EXERCISE GOAL
Please give the listing again, word for word, with nothing left out.

EXERCISE MATERIALS

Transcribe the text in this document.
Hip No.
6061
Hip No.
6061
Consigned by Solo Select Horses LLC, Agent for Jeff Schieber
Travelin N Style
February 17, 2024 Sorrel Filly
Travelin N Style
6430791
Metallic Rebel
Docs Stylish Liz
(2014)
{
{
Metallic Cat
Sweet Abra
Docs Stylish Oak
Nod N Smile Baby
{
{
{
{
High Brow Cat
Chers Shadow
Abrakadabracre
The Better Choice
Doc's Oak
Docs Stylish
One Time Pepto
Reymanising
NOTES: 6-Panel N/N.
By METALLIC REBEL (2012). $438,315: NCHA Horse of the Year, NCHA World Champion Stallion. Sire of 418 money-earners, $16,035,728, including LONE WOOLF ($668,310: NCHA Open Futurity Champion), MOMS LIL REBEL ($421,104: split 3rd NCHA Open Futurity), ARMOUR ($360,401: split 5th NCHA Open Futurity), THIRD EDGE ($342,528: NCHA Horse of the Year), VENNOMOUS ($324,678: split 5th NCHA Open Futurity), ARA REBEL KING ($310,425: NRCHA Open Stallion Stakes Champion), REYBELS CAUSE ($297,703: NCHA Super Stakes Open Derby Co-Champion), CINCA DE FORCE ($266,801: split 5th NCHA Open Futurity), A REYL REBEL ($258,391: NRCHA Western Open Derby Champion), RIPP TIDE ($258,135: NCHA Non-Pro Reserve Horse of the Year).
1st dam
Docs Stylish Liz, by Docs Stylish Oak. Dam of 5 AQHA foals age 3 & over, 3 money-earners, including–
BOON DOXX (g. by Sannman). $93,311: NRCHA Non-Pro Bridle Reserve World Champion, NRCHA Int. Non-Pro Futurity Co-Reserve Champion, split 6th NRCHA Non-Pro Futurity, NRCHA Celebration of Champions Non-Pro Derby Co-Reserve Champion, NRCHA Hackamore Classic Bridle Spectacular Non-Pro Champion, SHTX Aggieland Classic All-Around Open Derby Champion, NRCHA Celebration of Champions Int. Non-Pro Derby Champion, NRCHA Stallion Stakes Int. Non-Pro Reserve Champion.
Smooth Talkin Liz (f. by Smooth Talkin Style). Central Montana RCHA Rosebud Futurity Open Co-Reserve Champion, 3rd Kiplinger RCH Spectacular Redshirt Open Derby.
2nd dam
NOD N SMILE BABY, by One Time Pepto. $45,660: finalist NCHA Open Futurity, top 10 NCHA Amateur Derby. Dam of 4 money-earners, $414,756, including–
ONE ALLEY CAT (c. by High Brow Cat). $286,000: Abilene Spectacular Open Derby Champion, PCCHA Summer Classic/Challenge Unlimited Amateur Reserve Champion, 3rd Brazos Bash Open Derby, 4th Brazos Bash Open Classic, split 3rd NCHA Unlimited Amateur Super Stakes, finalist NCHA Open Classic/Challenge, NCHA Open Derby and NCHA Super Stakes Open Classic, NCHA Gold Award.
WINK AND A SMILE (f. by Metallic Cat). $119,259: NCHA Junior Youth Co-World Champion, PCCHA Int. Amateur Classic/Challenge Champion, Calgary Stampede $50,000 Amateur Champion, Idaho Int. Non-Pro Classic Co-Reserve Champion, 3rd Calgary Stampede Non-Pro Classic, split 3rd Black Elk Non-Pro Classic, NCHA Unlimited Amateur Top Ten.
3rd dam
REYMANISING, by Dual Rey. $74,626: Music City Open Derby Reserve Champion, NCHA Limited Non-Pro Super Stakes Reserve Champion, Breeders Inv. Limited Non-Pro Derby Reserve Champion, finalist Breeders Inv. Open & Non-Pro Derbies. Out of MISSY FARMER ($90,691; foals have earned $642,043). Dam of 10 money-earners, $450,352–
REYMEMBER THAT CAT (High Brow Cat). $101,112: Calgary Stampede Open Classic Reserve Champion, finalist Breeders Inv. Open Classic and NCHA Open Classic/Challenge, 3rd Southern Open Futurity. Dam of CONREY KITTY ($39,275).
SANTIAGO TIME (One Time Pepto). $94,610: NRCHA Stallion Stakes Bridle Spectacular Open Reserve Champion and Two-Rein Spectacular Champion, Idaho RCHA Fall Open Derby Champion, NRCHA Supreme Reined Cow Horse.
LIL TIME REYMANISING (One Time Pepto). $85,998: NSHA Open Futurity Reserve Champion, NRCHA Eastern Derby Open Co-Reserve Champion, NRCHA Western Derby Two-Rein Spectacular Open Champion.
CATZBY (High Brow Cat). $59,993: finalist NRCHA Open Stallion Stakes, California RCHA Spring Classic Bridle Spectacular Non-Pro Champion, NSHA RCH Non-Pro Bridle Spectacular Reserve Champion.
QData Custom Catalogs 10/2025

RESPONSE TO THIS TASK
Transcribe the text in this document.
Hip No.
6061
Hip No.
6061
Consigned by Solo Select Horses LLC, Agent for Jeff Schieber
Travelin N Style
February 17, 2024 Sorrel Filly
Travelin N Style
6430791
Metallic Rebel
Docs Stylish Liz
(2014)
{
{
Metallic Cat
Sweet Abra
Docs Stylish Oak
Nod N Smile Baby
{
{
{
{
High Brow Cat
Chers Shadow
Abrakadabracre
The Better Choice
Doc's Oak
Docs Stylish
One Time Pepto
Reymanising
NOTES: 6-Panel N/N.
By METALLIC REBEL (2012). $438,315: NCHA Horse of the Year, NCHA World Champion Stallion. Sire of 418 money-earners, $16,035,728, including LONE WOOLF ($668,310: NCHA Open Futurity Champion), MOMS LIL REBEL ($421,104: split 3rd NCHA Open Futurity), ARMOUR ($360,401: split 5th NCHA Open Futurity), THIRD EDGE ($342,528: NCHA Horse of the Year), VENNOMOUS ($324,678: split 5th NCHA Open Futurity), ARA REBEL KING ($310,425: NRCHA Open Stallion Stakes Champion), REYBELS CAUSE ($297,703: NCHA Super Stakes Open Derby Co-Champion), CINCA DE FORCE ($266,801: split 5th NCHA Open Futurity), A REYL REBEL ($258,391: NRCHA Western Open Derby Champion), RIPP TIDE ($258,135: NCHA Non-Pro Reserve Horse of the Year).
1st dam
Docs Stylish Liz, by Docs Stylish Oak. Dam of 5 AQHA foals age 3 & over, 3 money-earners, including–
BOON DOXX (g. by Sannman). $93,311: NRCHA Non-Pro Bridle Reserve World Champion, NRCHA Int. Non-Pro Futurity Co-Reserve Champion, split 6th NRCHA Non-Pro Futurity, NRCHA Celebration of Champions Non-Pro Derby Co-Reserve Champion, NRCHA Hackamore Classic Bridle Spectacular Non-Pro Champion, SHTX Aggieland Classic All-Around Open Derby Champion, NRCHA Celebration of Champions Int. Non-Pro Derby Champion, NRCHA Stallion Stakes Int. Non-Pro Reserve Champion.
Smooth Talkin Liz (f. by Smooth Talkin Style). Central Montana RCHA Rosebud Futurity Open Co-Reserve Champion, 3rd Kiplinger RCH Spectacular Redshirt Open Derby.
2nd dam
NOD N SMILE BABY, by One Time Pepto. $45,660: finalist NCHA Open Futurity, top 10 NCHA Amateur Derby. Dam of 4 money-earners, $414,756, including–
ONE ALLEY CAT (c. by High Brow Cat). $286,000: Abilene Spectacular Open Derby Champion, PCCHA Summer Classic/Challenge Unlimited Amateur Reserve Champion, 3rd Brazos Bash Open Derby, 4th Brazos Bash Open Classic, split 3rd NCHA Unlimited Amateur Super Stakes, finalist NCHA Open Classic/Challenge, NCHA Open Derby and NCHA Super Stakes Open Classic, NCHA Gold Award.
WINK AND A SMILE (f. by Metallic Cat). $119,259: NCHA Junior Youth Co-World Champion, PCCHA Int. Amateur Classic/Challenge Champion, Calgary Stampede $50,000 Amateur Champion, Idaho Int. Non-Pro Classic Co-Reserve Champion, 3rd Calgary Stampede Non-Pro Classic, split 3rd Black Elk Non-Pro Classic, NCHA Unlimited Amateur Top Ten.
3rd dam
REYMANISING, by Dual Rey. $74,626: Music City Open Derby Reserve Champion, NCHA Limited Non-Pro Super Stakes Reserve Champion, Breeders Inv. Limited Non-Pro Derby Reserve Champion, finalist Breeders Inv. Open & Non-Pro Derbies. Out of MISSY FARMER ($90,691; foals have earned $642,043). Dam of 10 money-earners, $450,352–
REYMEMBER THAT CAT (High Brow Cat). $101,112: Calgary Stampede Open Classic Reserve Champion, finalist Breeders Inv. Open Classic and NCHA Open Classic/Challenge, 3rd Southern Open Futurity. Dam of CONREY KITTY ($39,275).
SANTIAGO TIME (One Time Pepto). $94,610: NRCHA Stallion Stakes Bridle Spectacular Open Reserve Champion and Two-Rein Spectacular Champion, Idaho RCHA Fall Open Derby Champion, NRCHA Supreme Reined Cow Horse.
LIL TIME REYMANISING (One Time Pepto). $85,998: NSHA Open Futurity Reserve Champion, NRCHA Eastern Derby Open Co-Reserve Champion, NRCHA Western Derby Two-Rein Spectacular Open Champion.
CATZBY (High Brow Cat). $59,993: finalist NRCHA Open Stallion Stakes, California RCHA Spring Classic Bridle Spectacular Non-Pro Champion, NSHA RCH Non-Pro Bridle Spectacular Reserve Champion.
QData Custom Catalogs 10/2025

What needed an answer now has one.